_WHAT IS EXPECTED_.
Repeat the material below exactly, line for line.

_DATA RECORDS_.
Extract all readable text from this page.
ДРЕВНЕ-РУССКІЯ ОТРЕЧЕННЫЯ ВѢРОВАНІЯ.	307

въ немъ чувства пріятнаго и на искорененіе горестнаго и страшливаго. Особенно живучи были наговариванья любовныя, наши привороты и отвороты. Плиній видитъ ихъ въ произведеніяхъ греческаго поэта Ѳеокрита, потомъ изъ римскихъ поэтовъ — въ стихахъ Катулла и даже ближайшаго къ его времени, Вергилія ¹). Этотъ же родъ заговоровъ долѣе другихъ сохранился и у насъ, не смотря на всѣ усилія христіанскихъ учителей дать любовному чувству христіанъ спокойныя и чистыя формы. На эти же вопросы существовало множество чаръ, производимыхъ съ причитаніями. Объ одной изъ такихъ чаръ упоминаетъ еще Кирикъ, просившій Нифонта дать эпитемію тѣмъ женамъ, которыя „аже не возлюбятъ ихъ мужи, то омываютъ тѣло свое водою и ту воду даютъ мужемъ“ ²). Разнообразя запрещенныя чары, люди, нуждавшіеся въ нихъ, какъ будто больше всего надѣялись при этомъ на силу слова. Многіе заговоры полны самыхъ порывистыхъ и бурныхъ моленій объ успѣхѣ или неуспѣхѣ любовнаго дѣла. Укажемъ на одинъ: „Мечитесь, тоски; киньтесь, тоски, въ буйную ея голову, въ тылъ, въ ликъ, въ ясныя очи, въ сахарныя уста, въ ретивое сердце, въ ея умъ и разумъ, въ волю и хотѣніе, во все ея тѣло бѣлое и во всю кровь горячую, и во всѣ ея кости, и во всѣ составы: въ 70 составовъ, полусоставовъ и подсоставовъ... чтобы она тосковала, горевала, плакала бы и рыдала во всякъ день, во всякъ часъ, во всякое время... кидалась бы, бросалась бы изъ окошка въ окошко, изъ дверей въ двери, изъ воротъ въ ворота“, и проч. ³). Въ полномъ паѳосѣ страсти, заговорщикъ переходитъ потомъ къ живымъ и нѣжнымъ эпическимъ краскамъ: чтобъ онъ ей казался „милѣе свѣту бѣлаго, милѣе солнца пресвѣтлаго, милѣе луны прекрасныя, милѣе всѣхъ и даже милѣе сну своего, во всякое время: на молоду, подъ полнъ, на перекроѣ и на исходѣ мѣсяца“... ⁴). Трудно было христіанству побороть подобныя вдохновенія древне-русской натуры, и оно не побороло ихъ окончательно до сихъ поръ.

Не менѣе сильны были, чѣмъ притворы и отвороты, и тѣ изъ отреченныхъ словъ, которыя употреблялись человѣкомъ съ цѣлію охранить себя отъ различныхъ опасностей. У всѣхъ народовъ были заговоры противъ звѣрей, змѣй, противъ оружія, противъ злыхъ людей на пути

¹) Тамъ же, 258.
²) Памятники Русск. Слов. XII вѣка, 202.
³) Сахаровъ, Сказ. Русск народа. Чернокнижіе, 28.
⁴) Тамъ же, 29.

_PROBLEM SOLUTION_.
Extract all readable text from this page.
ДРЕВНЕ-РУССКІЯ ОТРЕЧЕННЫЯ ВѢРОВАНІЯ.	307

въ немъ чувства пріятнаго и на искорененіе горестнаго и страшливаго. Особенно живучи были наговариванья любовныя, наши привороты и отвороты. Плиній видитъ ихъ въ произведеніяхъ греческаго поэта Ѳеокрита, потомъ изъ римскихъ поэтовъ — въ стихахъ Катулла и даже ближайшаго къ его времени, Вергилія ¹). Этотъ же родъ заговоровъ долѣе другихъ сохранился и у насъ, не смотря на всѣ усилія христіанскихъ учителей дать любовному чувству христіанъ спокойныя и чистыя формы. На эти же вопросы существовало множество чаръ, производимыхъ съ причитаніями. Объ одной изъ такихъ чаръ упоминаетъ еще Кирикъ, просившій Нифонта дать эпитемію тѣмъ женамъ, которыя „аже не возлюбятъ ихъ мужи, то омываютъ тѣло свое водою и ту воду даютъ мужемъ“ ²). Разнообразя запрещенныя чары, люди, нуждавшіеся въ нихъ, какъ будто больше всего надѣялись при этомъ на силу слова. Многіе заговоры полны самыхъ порывистыхъ и бурныхъ моленій объ успѣхѣ или неуспѣхѣ любовнаго дѣла. Укажемъ на одинъ: „Мечитесь, тоски; киньтесь, тоски, въ буйную ея голову, въ тылъ, въ ликъ, въ ясныя очи, въ сахарныя уста, въ ретивое сердце, въ ея умъ и разумъ, въ волю и хотѣніе, во все ея тѣло бѣлое и во всю кровь горячую, и во всѣ ея кости, и во всѣ составы: въ 70 составовъ, полусоставовъ и подсоставовъ... чтобы она тосковала, горевала, плакала бы и рыдала во всякъ день, во всякъ часъ, во всякое время... кидалась бы, бросалась бы изъ окошка въ окошко, изъ дверей въ двери, изъ воротъ въ ворота“, и проч. ³). Въ полномъ паѳосѣ страсти, заговорщикъ переходитъ потомъ къ живымъ и нѣжнымъ эпическимъ краскамъ: чтобъ онъ ей казался „милѣе свѣту бѣлаго, милѣе солнца пресвѣтлаго, милѣе луны прекрасныя, милѣе всѣхъ и даже милѣе сну своего, во всякое время: на молоду, подъ полнъ, на перекроѣ и на исходѣ мѣсяца“... ⁴). Трудно было христіанству побороть подобныя вдохновенія древне-русской натуры, и оно не побороло ихъ окончательно до сихъ поръ.

Не менѣе сильны были, чѣмъ притворы и отвороты, и тѣ изъ отреченныхъ словъ, которыя употреблялись человѣкомъ съ цѣлію охранить себя отъ различныхъ опасностей. У всѣхъ народовъ были заговоры противъ звѣрей, змѣй, противъ оружія, противъ злыхъ людей на пути

¹) Тамъ же, 258.
²) Памятники Русск. Слов. XII вѣка, 202.
³) Сахаровъ, Сказ. Русск народа. Чернокнижіе, 28.
⁴) Тамъ же, 29.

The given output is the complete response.